== Records provided

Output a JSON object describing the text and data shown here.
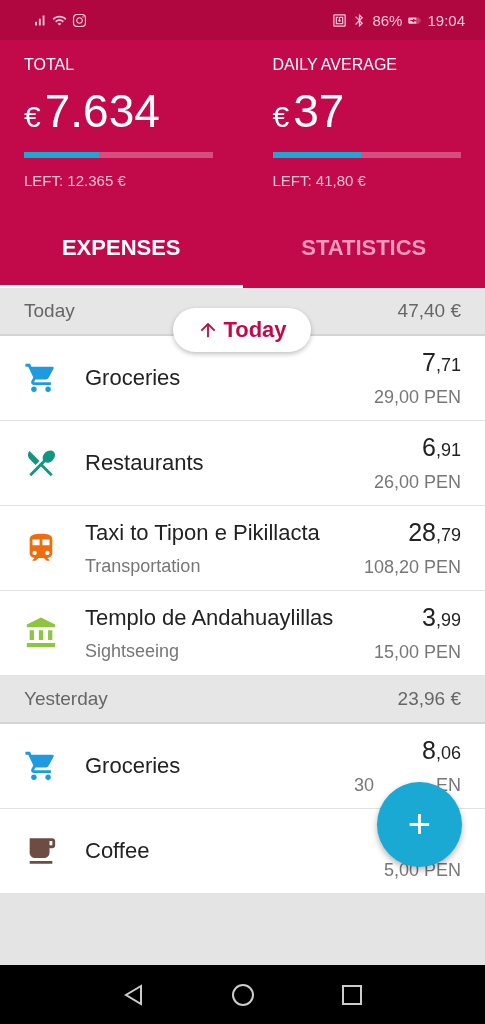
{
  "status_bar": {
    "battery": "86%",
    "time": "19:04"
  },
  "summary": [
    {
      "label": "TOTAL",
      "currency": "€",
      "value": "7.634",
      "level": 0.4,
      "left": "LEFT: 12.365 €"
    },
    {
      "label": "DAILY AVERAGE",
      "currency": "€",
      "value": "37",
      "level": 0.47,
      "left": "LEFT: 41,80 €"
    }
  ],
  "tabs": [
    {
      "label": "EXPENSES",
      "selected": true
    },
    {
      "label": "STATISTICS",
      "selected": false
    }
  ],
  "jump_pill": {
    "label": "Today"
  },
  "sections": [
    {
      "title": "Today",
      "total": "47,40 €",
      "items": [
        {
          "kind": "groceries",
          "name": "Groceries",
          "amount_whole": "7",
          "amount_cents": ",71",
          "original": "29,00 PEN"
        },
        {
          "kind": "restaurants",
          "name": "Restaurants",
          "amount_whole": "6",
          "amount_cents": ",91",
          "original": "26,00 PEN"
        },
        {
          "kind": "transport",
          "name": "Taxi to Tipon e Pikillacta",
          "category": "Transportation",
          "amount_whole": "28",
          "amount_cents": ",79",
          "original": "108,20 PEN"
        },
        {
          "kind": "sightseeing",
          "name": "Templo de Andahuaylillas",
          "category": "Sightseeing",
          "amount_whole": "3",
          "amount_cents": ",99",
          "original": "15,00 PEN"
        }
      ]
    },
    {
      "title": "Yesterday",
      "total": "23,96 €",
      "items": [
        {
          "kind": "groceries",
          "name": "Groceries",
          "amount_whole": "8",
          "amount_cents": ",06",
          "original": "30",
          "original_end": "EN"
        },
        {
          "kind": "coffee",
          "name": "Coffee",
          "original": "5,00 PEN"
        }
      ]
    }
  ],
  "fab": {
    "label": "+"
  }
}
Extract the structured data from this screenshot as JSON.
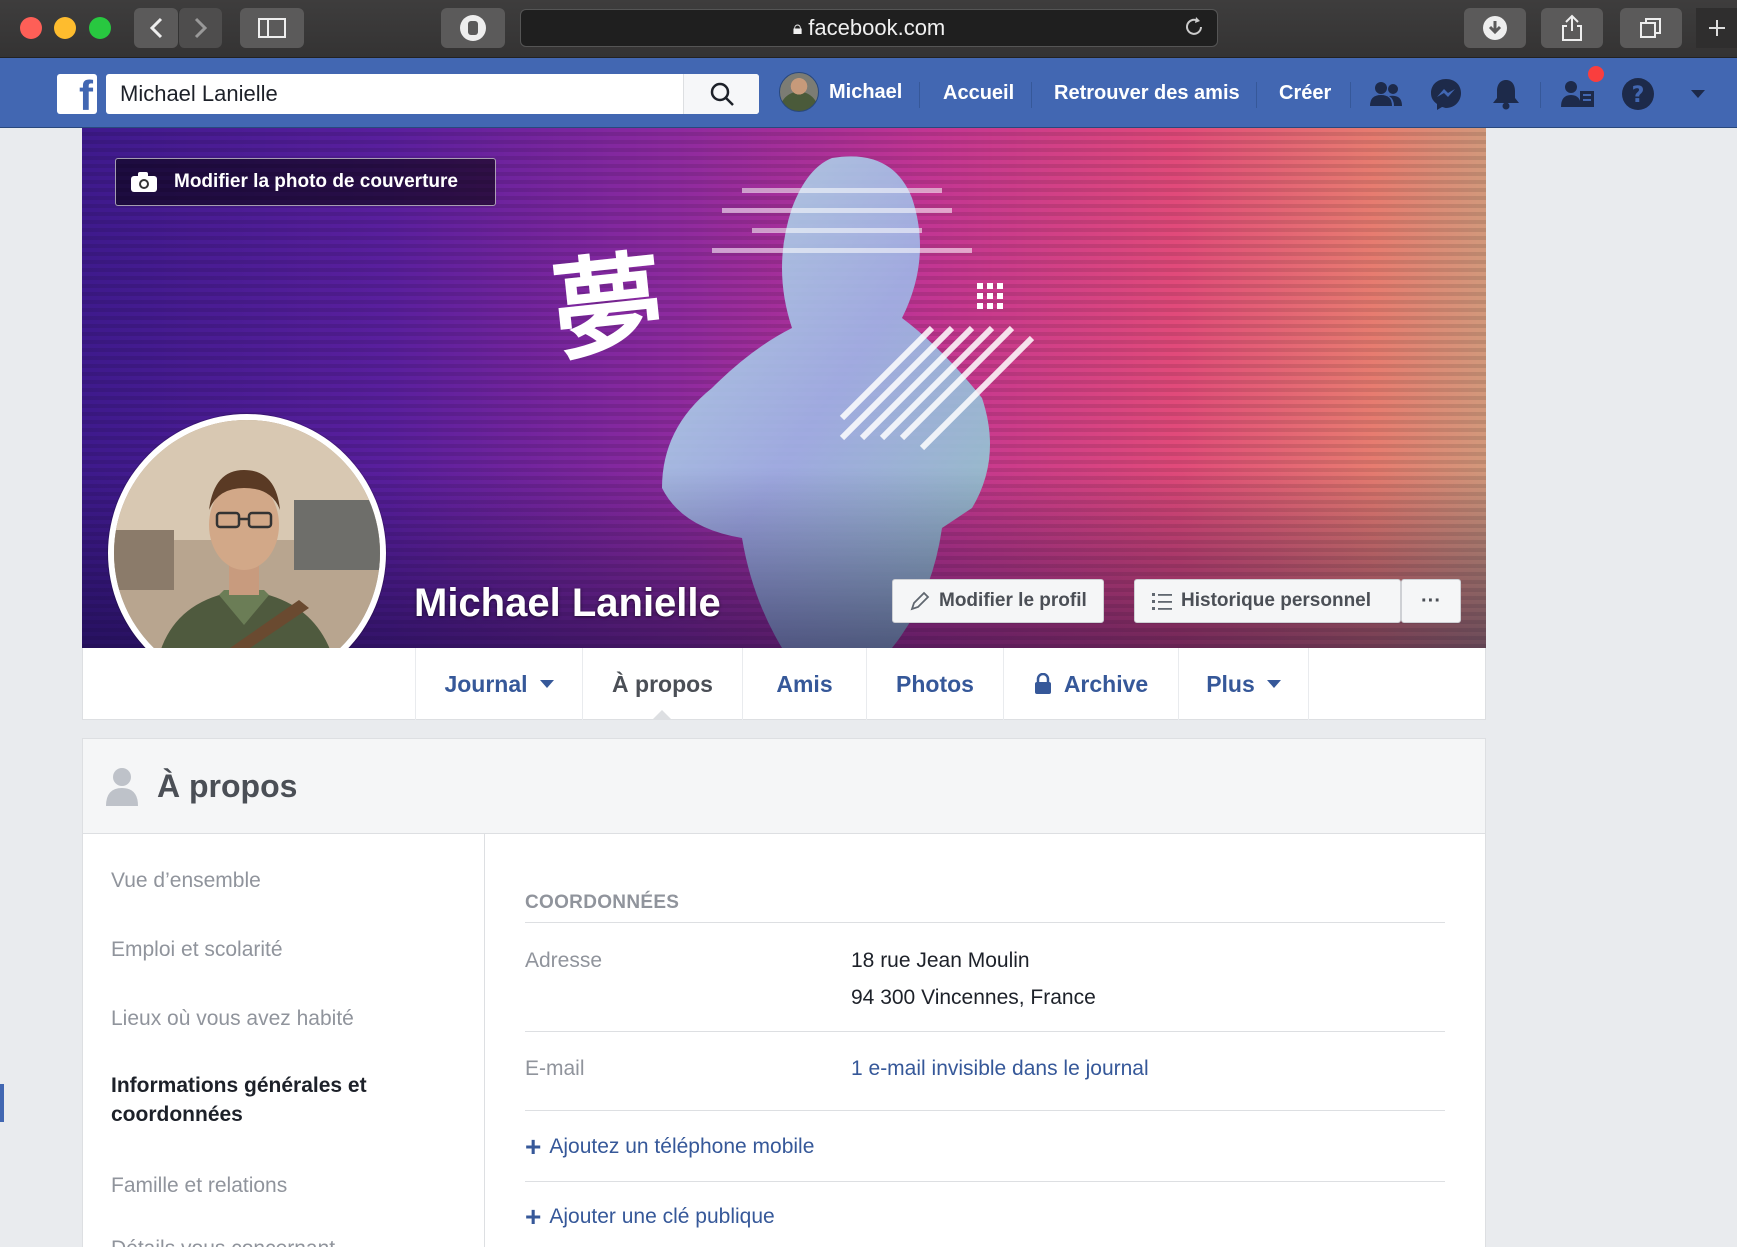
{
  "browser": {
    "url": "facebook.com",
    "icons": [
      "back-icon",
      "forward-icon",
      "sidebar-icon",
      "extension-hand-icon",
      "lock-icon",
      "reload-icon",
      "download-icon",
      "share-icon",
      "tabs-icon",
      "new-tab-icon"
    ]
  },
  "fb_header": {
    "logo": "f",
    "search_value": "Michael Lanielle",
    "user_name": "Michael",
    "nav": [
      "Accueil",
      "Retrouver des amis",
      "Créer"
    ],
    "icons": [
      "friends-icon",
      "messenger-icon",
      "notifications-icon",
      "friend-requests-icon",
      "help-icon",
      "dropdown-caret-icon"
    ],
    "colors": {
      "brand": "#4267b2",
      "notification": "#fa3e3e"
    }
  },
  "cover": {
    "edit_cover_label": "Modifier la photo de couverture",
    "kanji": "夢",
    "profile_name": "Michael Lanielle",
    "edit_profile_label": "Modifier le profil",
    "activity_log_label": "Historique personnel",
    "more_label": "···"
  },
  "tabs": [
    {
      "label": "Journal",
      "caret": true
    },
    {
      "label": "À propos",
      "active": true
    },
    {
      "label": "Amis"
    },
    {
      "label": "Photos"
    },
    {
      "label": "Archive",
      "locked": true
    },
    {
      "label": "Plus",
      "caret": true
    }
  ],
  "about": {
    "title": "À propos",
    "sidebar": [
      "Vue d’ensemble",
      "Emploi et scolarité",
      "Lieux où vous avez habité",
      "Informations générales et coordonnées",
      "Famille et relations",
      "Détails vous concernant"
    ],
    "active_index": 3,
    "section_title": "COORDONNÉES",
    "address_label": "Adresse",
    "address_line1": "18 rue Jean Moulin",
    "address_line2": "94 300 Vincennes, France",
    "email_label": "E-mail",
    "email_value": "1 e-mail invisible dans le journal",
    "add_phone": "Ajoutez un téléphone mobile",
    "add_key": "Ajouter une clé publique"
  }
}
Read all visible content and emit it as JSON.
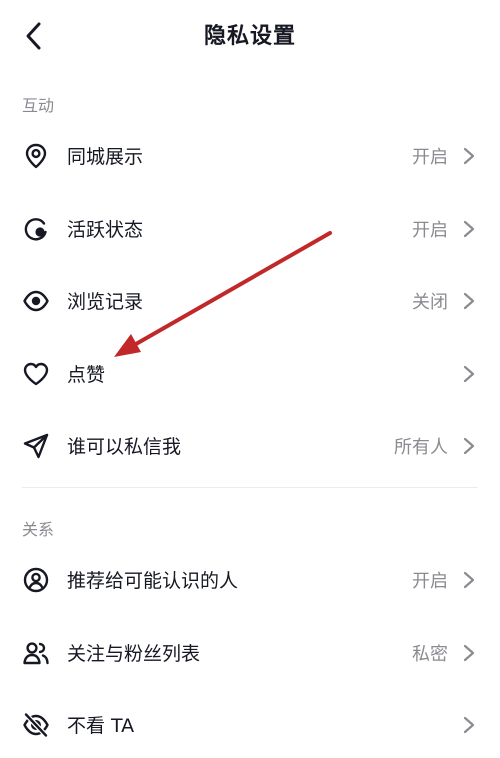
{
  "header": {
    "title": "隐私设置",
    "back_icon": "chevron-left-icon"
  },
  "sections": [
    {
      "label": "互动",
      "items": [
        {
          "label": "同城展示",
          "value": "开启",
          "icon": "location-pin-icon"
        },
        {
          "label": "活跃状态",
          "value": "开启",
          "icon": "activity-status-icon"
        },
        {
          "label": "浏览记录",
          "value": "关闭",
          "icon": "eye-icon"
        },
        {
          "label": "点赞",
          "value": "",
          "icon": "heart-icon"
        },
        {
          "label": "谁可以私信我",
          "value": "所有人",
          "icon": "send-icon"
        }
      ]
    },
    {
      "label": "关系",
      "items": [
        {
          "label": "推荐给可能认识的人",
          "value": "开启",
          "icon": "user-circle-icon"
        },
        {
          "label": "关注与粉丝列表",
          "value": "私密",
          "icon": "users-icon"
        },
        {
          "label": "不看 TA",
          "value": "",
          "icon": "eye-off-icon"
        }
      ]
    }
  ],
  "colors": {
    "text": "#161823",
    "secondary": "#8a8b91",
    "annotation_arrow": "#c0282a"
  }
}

====

Show every line from the listing above in which the string "Michael" appears.

    "search_value": "Michael Lanielle",
    "user_name": "Michael",
    "profile_name": "Michael Lanielle",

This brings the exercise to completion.